▶ [Set problem]:
Extract the lines that carry the string "source" from the listing.

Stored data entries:
◆ ◆ ◆ ◆

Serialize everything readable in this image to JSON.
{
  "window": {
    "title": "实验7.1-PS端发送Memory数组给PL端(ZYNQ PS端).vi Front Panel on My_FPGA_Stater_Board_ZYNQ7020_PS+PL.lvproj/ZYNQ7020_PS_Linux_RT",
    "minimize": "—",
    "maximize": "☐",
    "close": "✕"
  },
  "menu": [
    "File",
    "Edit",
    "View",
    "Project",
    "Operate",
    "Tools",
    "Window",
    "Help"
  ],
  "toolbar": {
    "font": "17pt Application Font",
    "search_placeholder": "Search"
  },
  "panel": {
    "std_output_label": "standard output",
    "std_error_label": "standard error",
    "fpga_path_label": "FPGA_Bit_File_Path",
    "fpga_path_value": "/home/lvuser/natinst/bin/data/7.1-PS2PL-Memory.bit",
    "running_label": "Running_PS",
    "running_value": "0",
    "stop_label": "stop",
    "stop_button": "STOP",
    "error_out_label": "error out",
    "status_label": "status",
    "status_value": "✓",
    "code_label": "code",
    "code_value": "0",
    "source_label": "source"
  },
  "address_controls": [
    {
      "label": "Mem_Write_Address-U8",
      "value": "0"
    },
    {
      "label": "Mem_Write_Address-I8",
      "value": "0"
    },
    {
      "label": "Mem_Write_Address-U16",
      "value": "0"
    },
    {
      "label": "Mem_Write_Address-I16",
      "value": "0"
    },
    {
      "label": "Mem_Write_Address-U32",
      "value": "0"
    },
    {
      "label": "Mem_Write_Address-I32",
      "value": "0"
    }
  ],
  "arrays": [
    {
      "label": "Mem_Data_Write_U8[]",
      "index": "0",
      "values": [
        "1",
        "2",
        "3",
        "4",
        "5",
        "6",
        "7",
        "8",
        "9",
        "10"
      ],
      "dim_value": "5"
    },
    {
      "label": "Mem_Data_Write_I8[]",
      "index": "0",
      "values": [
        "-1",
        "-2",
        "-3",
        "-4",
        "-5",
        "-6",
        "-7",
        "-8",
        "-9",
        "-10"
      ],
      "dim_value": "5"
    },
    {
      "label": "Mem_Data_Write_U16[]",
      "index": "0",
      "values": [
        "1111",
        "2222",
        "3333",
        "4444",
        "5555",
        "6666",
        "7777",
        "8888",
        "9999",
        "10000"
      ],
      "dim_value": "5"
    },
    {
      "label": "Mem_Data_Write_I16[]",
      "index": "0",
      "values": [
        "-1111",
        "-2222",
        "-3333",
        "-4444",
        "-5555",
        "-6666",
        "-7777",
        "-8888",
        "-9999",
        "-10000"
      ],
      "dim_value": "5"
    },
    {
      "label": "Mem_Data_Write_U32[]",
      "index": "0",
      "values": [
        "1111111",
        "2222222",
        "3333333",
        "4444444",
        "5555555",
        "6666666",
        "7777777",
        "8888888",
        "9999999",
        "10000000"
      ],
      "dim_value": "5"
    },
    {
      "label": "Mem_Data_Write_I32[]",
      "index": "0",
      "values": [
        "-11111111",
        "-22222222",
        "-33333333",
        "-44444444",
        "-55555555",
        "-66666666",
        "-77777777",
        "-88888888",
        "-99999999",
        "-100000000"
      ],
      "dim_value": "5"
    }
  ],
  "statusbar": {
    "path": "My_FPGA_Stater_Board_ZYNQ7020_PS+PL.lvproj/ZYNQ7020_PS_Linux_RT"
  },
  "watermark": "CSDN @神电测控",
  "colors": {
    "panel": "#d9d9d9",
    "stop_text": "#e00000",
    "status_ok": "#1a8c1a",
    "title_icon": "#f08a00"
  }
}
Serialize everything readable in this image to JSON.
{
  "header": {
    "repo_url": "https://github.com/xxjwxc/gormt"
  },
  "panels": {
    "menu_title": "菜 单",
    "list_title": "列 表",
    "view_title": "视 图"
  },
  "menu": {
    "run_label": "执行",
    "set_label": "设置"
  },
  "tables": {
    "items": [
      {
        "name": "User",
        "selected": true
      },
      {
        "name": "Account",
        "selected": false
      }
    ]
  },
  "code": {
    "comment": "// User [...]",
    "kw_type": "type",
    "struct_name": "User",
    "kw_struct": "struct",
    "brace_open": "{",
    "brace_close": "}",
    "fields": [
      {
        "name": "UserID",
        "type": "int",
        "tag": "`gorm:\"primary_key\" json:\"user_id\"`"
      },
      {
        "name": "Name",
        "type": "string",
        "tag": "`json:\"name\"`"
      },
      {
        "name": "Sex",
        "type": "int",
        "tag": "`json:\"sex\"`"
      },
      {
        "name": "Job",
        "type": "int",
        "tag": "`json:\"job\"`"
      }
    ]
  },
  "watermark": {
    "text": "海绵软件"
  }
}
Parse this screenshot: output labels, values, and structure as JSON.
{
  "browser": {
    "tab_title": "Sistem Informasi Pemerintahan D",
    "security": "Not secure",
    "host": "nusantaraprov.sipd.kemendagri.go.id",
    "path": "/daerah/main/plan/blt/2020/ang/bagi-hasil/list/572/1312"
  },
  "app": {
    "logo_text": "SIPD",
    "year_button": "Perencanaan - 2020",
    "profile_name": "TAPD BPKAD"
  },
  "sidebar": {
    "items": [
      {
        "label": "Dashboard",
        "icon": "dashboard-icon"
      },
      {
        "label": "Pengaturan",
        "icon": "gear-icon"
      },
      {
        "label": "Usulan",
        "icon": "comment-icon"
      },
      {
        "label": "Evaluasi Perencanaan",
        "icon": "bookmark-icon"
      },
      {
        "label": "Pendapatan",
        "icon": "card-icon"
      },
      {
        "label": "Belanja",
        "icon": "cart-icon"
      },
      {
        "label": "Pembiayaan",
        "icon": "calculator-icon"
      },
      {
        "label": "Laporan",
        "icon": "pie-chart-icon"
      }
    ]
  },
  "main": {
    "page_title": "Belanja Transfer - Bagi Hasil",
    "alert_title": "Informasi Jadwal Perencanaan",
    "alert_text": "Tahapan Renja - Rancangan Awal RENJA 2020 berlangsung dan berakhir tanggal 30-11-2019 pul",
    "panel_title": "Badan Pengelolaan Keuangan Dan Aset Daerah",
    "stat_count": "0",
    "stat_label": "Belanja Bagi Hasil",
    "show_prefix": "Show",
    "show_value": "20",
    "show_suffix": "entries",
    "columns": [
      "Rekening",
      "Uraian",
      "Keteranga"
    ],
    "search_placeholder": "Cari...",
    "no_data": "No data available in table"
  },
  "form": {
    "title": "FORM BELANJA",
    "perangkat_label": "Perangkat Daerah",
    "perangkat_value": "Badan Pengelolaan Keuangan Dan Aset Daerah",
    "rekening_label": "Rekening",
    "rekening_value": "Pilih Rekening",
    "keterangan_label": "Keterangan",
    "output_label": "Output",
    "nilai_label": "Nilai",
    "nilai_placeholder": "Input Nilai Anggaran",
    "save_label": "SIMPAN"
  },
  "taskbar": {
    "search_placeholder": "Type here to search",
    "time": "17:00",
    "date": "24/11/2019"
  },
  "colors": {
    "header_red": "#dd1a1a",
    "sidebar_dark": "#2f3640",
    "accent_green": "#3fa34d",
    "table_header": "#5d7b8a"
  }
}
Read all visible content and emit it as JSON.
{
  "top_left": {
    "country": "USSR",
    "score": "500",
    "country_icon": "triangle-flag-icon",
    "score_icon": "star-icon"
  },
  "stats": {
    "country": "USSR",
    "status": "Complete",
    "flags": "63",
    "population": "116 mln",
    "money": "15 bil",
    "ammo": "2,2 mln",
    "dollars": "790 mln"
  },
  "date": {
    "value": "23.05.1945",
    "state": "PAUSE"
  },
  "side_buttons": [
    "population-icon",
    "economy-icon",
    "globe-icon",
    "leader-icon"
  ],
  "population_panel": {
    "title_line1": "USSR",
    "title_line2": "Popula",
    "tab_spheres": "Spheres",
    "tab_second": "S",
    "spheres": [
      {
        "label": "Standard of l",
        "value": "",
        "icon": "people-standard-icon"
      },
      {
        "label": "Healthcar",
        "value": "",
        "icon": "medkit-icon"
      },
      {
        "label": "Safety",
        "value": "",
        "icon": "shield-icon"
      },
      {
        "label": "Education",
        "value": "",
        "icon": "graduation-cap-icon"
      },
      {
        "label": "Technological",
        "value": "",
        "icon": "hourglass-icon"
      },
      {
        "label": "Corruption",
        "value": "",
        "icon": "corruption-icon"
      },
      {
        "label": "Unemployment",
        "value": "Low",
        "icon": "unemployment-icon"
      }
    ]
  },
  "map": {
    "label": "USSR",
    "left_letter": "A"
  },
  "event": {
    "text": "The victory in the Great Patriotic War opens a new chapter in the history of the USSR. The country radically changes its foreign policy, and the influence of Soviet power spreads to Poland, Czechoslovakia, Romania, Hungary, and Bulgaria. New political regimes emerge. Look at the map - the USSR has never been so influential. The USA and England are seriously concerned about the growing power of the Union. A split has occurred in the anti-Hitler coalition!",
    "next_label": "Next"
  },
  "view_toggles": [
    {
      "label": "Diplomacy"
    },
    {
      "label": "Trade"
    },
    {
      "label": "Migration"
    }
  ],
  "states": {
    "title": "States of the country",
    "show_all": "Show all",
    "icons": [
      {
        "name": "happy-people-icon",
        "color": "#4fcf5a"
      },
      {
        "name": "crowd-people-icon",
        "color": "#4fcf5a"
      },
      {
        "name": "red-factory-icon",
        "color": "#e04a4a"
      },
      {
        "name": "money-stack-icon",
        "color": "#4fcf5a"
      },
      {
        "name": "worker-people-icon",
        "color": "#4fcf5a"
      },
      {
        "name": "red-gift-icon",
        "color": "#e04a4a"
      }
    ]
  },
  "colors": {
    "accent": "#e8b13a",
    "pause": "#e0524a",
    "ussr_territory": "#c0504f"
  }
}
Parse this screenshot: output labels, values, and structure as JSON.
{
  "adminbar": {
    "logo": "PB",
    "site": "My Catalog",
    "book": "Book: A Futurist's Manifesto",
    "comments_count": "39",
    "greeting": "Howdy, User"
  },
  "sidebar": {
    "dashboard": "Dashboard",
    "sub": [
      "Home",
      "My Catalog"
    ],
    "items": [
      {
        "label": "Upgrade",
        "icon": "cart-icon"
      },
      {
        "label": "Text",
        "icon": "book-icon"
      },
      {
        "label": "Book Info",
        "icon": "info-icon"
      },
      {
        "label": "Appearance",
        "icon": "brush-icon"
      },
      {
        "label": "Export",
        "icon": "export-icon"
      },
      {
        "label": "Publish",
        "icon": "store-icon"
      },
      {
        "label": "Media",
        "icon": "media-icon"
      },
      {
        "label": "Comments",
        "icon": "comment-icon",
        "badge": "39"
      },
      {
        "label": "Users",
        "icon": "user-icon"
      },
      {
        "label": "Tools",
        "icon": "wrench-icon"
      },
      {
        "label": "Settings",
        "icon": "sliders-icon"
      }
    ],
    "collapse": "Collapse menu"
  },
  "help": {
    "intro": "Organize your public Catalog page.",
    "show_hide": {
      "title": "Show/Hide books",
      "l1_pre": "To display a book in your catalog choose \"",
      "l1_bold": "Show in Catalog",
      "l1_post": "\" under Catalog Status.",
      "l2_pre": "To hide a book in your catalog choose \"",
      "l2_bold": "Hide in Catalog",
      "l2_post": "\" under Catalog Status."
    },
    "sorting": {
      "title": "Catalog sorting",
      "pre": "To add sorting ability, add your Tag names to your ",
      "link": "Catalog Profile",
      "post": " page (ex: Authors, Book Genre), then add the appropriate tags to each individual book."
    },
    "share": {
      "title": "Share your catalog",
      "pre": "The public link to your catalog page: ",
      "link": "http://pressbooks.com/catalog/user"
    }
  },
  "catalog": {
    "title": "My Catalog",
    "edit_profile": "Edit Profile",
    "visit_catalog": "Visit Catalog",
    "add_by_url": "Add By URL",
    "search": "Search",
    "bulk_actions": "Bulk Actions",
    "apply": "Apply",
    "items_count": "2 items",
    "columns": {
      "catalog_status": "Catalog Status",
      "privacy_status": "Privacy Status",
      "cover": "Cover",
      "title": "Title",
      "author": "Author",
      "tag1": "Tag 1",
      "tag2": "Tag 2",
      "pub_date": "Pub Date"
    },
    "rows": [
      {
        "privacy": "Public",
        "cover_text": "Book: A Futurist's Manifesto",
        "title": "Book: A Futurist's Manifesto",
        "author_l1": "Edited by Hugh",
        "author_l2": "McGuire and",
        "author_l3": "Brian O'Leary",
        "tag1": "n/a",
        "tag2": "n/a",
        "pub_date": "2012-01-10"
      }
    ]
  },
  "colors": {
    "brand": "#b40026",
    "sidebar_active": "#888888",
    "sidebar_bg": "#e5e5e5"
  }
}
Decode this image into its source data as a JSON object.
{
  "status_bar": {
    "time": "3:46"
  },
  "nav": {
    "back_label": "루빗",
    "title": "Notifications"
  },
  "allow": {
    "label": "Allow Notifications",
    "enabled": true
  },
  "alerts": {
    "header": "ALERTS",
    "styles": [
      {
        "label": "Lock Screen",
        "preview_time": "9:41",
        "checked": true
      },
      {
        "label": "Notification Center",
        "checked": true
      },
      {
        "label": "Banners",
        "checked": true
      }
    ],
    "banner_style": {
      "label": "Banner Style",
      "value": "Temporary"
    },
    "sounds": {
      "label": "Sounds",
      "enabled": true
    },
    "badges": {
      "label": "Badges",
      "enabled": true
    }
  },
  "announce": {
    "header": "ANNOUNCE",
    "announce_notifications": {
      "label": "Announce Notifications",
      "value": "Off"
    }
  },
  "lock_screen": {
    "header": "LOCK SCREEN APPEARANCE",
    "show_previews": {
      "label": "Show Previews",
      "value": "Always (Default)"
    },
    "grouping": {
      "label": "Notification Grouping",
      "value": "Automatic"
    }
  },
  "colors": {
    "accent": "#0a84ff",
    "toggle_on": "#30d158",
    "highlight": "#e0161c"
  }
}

◆ ◆ ◆ ◆

▶ [Full solution]:
    "source_label": "source"
Decode this image into its source data as a JSON object.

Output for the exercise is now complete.